(Records from a data source)
_ _ _

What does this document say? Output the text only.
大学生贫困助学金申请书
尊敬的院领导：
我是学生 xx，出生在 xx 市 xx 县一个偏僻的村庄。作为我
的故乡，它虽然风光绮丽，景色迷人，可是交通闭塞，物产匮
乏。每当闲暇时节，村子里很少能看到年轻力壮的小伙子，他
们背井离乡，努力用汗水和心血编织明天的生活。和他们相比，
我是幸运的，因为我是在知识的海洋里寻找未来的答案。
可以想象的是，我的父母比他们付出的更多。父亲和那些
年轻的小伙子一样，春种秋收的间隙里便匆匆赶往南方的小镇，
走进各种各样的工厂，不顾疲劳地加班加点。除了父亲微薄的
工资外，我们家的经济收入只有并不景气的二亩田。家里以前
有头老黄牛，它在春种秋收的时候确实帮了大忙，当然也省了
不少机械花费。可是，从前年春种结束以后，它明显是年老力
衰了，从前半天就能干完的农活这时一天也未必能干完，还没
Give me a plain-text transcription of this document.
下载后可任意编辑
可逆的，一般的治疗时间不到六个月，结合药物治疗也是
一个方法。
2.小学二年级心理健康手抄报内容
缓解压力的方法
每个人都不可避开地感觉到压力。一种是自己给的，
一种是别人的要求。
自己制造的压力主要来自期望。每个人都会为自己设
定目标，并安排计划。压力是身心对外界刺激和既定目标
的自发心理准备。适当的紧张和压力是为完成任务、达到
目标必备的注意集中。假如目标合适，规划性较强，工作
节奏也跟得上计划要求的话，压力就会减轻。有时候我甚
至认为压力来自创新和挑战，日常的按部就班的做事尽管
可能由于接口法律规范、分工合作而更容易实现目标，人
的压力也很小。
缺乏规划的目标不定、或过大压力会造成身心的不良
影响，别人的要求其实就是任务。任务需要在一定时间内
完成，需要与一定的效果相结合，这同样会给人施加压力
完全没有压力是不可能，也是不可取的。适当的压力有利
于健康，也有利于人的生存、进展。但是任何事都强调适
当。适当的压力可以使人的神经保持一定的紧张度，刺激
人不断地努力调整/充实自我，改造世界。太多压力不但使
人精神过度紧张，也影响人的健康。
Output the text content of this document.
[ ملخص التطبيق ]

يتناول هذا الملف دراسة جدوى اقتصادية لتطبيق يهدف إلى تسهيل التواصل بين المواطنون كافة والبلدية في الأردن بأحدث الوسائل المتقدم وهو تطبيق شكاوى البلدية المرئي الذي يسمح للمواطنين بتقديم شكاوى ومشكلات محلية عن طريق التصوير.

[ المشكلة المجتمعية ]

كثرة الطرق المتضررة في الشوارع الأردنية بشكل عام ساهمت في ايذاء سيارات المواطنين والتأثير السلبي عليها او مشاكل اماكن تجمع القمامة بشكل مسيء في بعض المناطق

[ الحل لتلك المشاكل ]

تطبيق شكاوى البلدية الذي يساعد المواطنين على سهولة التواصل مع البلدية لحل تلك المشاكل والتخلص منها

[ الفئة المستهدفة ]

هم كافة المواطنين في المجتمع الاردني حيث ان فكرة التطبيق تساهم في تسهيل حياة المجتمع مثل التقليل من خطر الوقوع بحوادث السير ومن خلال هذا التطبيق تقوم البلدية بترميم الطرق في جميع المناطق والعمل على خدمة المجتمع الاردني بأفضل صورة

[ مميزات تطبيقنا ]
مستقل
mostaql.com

_ _ _

Here, the records must be output exactly and in full.

What does this document say? Output the text only.
大学生贫困助学金申请书
尊敬的院领导：
我是学生 xx，出生在 xx 市 xx 县一个偏僻的村庄。作为我
的故乡，它虽然风光绮丽，景色迷人，可是交通闭塞，物产匮
乏。每当闲暇时节，村子里很少能看到年轻力壮的小伙子，他
们背井离乡，努力用汗水和心血编织明天的生活。和他们相比，
我是幸运的，因为我是在知识的海洋里寻找未来的答案。
可以想象的是，我的父母比他们付出的更多。父亲和那些
年轻的小伙子一样，春种秋收的间隙里便匆匆赶往南方的小镇，
走进各种各样的工厂，不顾疲劳地加班加点。除了父亲微薄的
工资外，我们家的经济收入只有并不景气的二亩田。家里以前
有头老黄牛，它在春种秋收的时候确实帮了大忙，当然也省了
不少机械花费。可是，从前年春种结束以后，它明显是年老力
衰了，从前半天就能干完的农活这时一天也未必能干完，还没
Give me a plain-text transcription of this document.
下载后可任意编辑
可逆的，一般的治疗时间不到六个月，结合药物治疗也是
一个方法。
2.小学二年级心理健康手抄报内容
缓解压力的方法
每个人都不可避开地感觉到压力。一种是自己给的，
一种是别人的要求。
自己制造的压力主要来自期望。每个人都会为自己设
定目标，并安排计划。压力是身心对外界刺激和既定目标
的自发心理准备。适当的紧张和压力是为完成任务、达到
目标必备的注意集中。假如目标合适，规划性较强，工作
节奏也跟得上计划要求的话，压力就会减轻。有时候我甚
至认为压力来自创新和挑战，日常的按部就班的做事尽管
可能由于接口法律规范、分工合作而更容易实现目标，人
的压力也很小。
缺乏规划的目标不定、或过大压力会造成身心的不良
影响，别人的要求其实就是任务。任务需要在一定时间内
完成，需要与一定的效果相结合，这同样会给人施加压力
完全没有压力是不可能，也是不可取的。适当的压力有利
于健康，也有利于人的生存、进展。但是任何事都强调适
当。适当的压力可以使人的神经保持一定的紧张度，刺激
人不断地努力调整/充实自我，改造世界。太多压力不但使
人精神过度紧张，也影响人的健康。
Output the text content of this document.
[ ملخص التطبيق ]

يتناول هذا الملف دراسة جدوى اقتصادية لتطبيق يهدف إلى تسهيل التواصل بين المواطنون كافة والبلدية في الأردن بأحدث الوسائل المتقدم وهو تطبيق شكاوى البلدية المرئي الذي يسمح للمواطنين بتقديم شكاوى ومشكلات محلية عن طريق التصوير.

[ المشكلة المجتمعية ]

كثرة الطرق المتضررة في الشوارع الأردنية بشكل عام ساهمت في ايذاء سيارات المواطنين والتأثير السلبي عليها او مشاكل اماكن تجمع القمامة بشكل مسيء في بعض المناطق

[ الحل لتلك المشاكل ]

تطبيق شكاوى البلدية الذي يساعد المواطنين على سهولة التواصل مع البلدية لحل تلك المشاكل والتخلص منها

[ الفئة المستهدفة ]

هم كافة المواطنين في المجتمع الاردني حيث ان فكرة التطبيق تساهم في تسهيل حياة المجتمع مثل التقليل من خطر الوقوع بحوادث السير ومن خلال هذا التطبيق تقوم البلدية بترميم الطرق في جميع المناطق والعمل على خدمة المجتمع الاردني بأفضل صورة

[ مميزات تطبيقنا ]
مستقل
mostaql.com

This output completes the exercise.